REQUEST -
Output each entry exactly; skip nothing.

>> start

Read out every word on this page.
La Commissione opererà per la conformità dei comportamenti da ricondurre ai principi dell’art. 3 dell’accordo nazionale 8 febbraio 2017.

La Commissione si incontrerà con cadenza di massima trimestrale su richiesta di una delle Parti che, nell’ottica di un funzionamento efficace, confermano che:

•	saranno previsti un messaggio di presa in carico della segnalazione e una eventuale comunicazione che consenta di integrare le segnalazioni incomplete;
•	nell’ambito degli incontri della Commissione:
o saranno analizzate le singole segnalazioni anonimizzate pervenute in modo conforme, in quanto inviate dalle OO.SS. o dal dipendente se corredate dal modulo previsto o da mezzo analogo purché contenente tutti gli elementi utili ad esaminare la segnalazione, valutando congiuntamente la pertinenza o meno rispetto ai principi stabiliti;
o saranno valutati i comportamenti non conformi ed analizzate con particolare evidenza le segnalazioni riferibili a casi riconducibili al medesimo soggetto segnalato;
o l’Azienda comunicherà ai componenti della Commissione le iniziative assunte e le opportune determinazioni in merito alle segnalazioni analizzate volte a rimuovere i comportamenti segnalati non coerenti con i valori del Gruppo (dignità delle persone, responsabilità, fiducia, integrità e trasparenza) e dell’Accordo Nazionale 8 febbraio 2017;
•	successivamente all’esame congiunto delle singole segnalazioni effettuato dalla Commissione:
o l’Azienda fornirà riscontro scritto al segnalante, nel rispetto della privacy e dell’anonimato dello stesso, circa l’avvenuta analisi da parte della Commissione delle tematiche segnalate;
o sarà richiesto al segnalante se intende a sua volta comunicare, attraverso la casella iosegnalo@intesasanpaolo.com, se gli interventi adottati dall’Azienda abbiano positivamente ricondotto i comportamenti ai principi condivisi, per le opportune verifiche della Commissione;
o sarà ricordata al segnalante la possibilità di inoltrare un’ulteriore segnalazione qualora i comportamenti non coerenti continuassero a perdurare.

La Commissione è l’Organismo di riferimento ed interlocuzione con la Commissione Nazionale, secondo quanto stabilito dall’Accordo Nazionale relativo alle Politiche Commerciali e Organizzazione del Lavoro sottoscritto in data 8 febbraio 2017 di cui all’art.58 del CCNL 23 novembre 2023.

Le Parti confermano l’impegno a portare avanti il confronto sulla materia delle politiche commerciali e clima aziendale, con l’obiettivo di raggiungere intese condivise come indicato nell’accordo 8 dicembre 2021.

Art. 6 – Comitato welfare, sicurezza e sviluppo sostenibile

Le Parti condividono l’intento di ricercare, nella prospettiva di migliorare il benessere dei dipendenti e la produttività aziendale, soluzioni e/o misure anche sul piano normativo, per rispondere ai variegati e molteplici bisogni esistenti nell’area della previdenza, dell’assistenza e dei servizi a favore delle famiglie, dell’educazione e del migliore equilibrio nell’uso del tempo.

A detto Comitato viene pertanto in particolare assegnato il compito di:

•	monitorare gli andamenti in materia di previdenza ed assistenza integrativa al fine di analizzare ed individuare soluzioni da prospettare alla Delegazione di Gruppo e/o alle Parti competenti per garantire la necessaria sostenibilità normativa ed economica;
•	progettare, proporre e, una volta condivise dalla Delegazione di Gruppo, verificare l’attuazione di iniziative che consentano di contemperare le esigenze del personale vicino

>> end

ANSWER TO THIS PROBLEM -
Read out every word on this page.
La Commissione opererà per la conformità dei comportamenti da ricondurre ai principi dell’art. 3 dell’accordo nazionale 8 febbraio 2017.

La Commissione si incontrerà con cadenza di massima trimestrale su richiesta di una delle Parti che, nell’ottica di un funzionamento efficace, confermano che:

•	saranno previsti un messaggio di presa in carico della segnalazione e una eventuale comunicazione che consenta di integrare le segnalazioni incomplete;
•	nell’ambito degli incontri della Commissione:
o saranno analizzate le singole segnalazioni anonimizzate pervenute in modo conforme, in quanto inviate dalle OO.SS. o dal dipendente se corredate dal modulo previsto o da mezzo analogo purché contenente tutti gli elementi utili ad esaminare la segnalazione, valutando congiuntamente la pertinenza o meno rispetto ai principi stabiliti;
o saranno valutati i comportamenti non conformi ed analizzate con particolare evidenza le segnalazioni riferibili a casi riconducibili al medesimo soggetto segnalato;
o l’Azienda comunicherà ai componenti della Commissione le iniziative assunte e le opportune determinazioni in merito alle segnalazioni analizzate volte a rimuovere i comportamenti segnalati non coerenti con i valori del Gruppo (dignità delle persone, responsabilità, fiducia, integrità e trasparenza) e dell’Accordo Nazionale 8 febbraio 2017;
•	successivamente all’esame congiunto delle singole segnalazioni effettuato dalla Commissione:
o l’Azienda fornirà riscontro scritto al segnalante, nel rispetto della privacy e dell’anonimato dello stesso, circa l’avvenuta analisi da parte della Commissione delle tematiche segnalate;
o sarà richiesto al segnalante se intende a sua volta comunicare, attraverso la casella iosegnalo@intesasanpaolo.com, se gli interventi adottati dall’Azienda abbiano positivamente ricondotto i comportamenti ai principi condivisi, per le opportune verifiche della Commissione;
o sarà ricordata al segnalante la possibilità di inoltrare un’ulteriore segnalazione qualora i comportamenti non coerenti continuassero a perdurare.

La Commissione è l’Organismo di riferimento ed interlocuzione con la Commissione Nazionale, secondo quanto stabilito dall’Accordo Nazionale relativo alle Politiche Commerciali e Organizzazione del Lavoro sottoscritto in data 8 febbraio 2017 di cui all’art.58 del CCNL 23 novembre 2023.

Le Parti confermano l’impegno a portare avanti il confronto sulla materia delle politiche commerciali e clima aziendale, con l’obiettivo di raggiungere intese condivise come indicato nell’accordo 8 dicembre 2021.

Art. 6 – Comitato welfare, sicurezza e sviluppo sostenibile

Le Parti condividono l’intento di ricercare, nella prospettiva di migliorare il benessere dei dipendenti e la produttività aziendale, soluzioni e/o misure anche sul piano normativo, per rispondere ai variegati e molteplici bisogni esistenti nell’area della previdenza, dell’assistenza e dei servizi a favore delle famiglie, dell’educazione e del migliore equilibrio nell’uso del tempo.

A detto Comitato viene pertanto in particolare assegnato il compito di:

•	monitorare gli andamenti in materia di previdenza ed assistenza integrativa al fine di analizzare ed individuare soluzioni da prospettare alla Delegazione di Gruppo e/o alle Parti competenti per garantire la necessaria sostenibilità normativa ed economica;
•	progettare, proporre e, una volta condivise dalla Delegazione di Gruppo, verificare l’attuazione di iniziative che consentano di contemperare le esigenze del personale vicino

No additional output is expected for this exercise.